## BEGIN Records for processing

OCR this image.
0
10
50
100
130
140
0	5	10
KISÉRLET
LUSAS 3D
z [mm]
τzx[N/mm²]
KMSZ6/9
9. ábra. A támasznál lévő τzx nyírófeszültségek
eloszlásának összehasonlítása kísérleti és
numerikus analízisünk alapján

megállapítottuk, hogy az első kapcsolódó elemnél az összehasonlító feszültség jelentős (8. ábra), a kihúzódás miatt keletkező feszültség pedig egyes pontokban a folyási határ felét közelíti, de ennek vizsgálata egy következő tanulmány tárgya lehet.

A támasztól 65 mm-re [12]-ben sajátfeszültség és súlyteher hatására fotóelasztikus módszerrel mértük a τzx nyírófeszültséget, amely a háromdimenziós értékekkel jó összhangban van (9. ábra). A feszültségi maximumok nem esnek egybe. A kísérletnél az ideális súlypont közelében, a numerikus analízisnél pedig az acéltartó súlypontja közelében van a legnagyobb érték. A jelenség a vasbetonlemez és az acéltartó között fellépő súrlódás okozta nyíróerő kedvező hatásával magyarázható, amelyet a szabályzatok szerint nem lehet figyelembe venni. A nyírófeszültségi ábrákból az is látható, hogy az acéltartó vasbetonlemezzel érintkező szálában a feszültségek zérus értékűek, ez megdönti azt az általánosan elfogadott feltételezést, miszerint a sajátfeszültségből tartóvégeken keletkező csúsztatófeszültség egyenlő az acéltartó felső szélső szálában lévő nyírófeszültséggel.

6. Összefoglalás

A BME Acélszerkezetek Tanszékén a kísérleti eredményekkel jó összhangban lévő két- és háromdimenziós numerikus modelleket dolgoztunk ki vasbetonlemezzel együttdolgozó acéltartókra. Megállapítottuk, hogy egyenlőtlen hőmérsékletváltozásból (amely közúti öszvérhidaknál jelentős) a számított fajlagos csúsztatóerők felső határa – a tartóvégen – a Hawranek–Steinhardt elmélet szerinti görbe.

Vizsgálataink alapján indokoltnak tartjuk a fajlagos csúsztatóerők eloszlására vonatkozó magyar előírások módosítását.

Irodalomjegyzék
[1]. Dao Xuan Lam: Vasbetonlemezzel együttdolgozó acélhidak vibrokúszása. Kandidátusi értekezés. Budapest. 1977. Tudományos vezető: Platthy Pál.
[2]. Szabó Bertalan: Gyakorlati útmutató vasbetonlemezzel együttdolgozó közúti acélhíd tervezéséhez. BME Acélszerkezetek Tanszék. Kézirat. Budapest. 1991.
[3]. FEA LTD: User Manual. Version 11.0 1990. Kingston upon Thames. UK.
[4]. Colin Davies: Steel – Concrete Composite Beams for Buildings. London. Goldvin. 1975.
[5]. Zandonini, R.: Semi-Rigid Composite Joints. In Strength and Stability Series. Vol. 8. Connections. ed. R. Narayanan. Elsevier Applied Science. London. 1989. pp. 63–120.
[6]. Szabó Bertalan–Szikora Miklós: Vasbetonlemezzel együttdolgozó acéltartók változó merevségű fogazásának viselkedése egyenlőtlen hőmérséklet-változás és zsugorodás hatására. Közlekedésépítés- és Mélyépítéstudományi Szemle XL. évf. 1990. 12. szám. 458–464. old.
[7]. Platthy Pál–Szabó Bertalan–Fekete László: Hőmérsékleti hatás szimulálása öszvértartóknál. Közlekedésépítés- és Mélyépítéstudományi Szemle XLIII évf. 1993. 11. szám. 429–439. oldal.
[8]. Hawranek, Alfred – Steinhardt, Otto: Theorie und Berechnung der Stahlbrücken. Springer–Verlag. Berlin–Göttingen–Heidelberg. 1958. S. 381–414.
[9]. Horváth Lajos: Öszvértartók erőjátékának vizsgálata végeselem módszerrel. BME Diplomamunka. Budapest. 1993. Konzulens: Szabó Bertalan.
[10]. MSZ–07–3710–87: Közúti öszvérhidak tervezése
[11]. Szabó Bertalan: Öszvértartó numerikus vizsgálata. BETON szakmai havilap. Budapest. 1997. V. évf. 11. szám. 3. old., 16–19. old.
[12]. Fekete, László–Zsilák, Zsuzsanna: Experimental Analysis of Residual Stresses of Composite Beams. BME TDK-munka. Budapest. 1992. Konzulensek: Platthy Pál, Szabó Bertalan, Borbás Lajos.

## END Records for processing

### Task:
Each entry above needs to be retyped exactly.

### Solution to this problem:
OCR this image.
0
10
50
100
130
140
0	5	10
KISÉRLET
LUSAS 3D
z [mm]
τzx[N/mm²]
KMSZ6/9
9. ábra. A támasznál lévő τzx nyírófeszültségek
eloszlásának összehasonlítása kísérleti és
numerikus analízisünk alapján

megállapítottuk, hogy az első kapcsolódó elemnél az összehasonlító feszültség jelentős (8. ábra), a kihúzódás miatt keletkező feszültség pedig egyes pontokban a folyási határ felét közelíti, de ennek vizsgálata egy következő tanulmány tárgya lehet.

A támasztól 65 mm-re [12]-ben sajátfeszültség és súlyteher hatására fotóelasztikus módszerrel mértük a τzx nyírófeszültséget, amely a háromdimenziós értékekkel jó összhangban van (9. ábra). A feszültségi maximumok nem esnek egybe. A kísérletnél az ideális súlypont közelében, a numerikus analízisnél pedig az acéltartó súlypontja közelében van a legnagyobb érték. A jelenség a vasbetonlemez és az acéltartó között fellépő súrlódás okozta nyíróerő kedvező hatásával magyarázható, amelyet a szabályzatok szerint nem lehet figyelembe venni. A nyírófeszültségi ábrákból az is látható, hogy az acéltartó vasbetonlemezzel érintkező szálában a feszültségek zérus értékűek, ez megdönti azt az általánosan elfogadott feltételezést, miszerint a sajátfeszültségből tartóvégeken keletkező csúsztatófeszültség egyenlő az acéltartó felső szélső szálában lévő nyírófeszültséggel.

6. Összefoglalás

A BME Acélszerkezetek Tanszékén a kísérleti eredményekkel jó összhangban lévő két- és háromdimenziós numerikus modelleket dolgoztunk ki vasbetonlemezzel együttdolgozó acéltartókra. Megállapítottuk, hogy egyenlőtlen hőmérsékletváltozásból (amely közúti öszvérhidaknál jelentős) a számított fajlagos csúsztatóerők felső határa – a tartóvégen – a Hawranek–Steinhardt elmélet szerinti görbe.

Vizsgálataink alapján indokoltnak tartjuk a fajlagos csúsztatóerők eloszlására vonatkozó magyar előírások módosítását.

Irodalomjegyzék
[1]. Dao Xuan Lam: Vasbetonlemezzel együttdolgozó acélhidak vibrokúszása. Kandidátusi értekezés. Budapest. 1977. Tudományos vezető: Platthy Pál.
[2]. Szabó Bertalan: Gyakorlati útmutató vasbetonlemezzel együttdolgozó közúti acélhíd tervezéséhez. BME Acélszerkezetek Tanszék. Kézirat. Budapest. 1991.
[3]. FEA LTD: User Manual. Version 11.0 1990. Kingston upon Thames. UK.
[4]. Colin Davies: Steel – Concrete Composite Beams for Buildings. London. Goldvin. 1975.
[5]. Zandonini, R.: Semi-Rigid Composite Joints. In Strength and Stability Series. Vol. 8. Connections. ed. R. Narayanan. Elsevier Applied Science. London. 1989. pp. 63–120.
[6]. Szabó Bertalan–Szikora Miklós: Vasbetonlemezzel együttdolgozó acéltartók változó merevségű fogazásának viselkedése egyenlőtlen hőmérséklet-változás és zsugorodás hatására. Közlekedésépítés- és Mélyépítéstudományi Szemle XL. évf. 1990. 12. szám. 458–464. old.
[7]. Platthy Pál–Szabó Bertalan–Fekete László: Hőmérsékleti hatás szimulálása öszvértartóknál. Közlekedésépítés- és Mélyépítéstudományi Szemle XLIII évf. 1993. 11. szám. 429–439. oldal.
[8]. Hawranek, Alfred – Steinhardt, Otto: Theorie und Berechnung der Stahlbrücken. Springer–Verlag. Berlin–Göttingen–Heidelberg. 1958. S. 381–414.
[9]. Horváth Lajos: Öszvértartók erőjátékának vizsgálata végeselem módszerrel. BME Diplomamunka. Budapest. 1993. Konzulens: Szabó Bertalan.
[10]. MSZ–07–3710–87: Közúti öszvérhidak tervezése
[11]. Szabó Bertalan: Öszvértartó numerikus vizsgálata. BETON szakmai havilap. Budapest. 1997. V. évf. 11. szám. 3. old., 16–19. old.
[12]. Fekete, László–Zsilák, Zsuzsanna: Experimental Analysis of Residual Stresses of Composite Beams. BME TDK-munka. Budapest. 1992. Konzulensek: Platthy Pál, Szabó Bertalan, Borbás Lajos.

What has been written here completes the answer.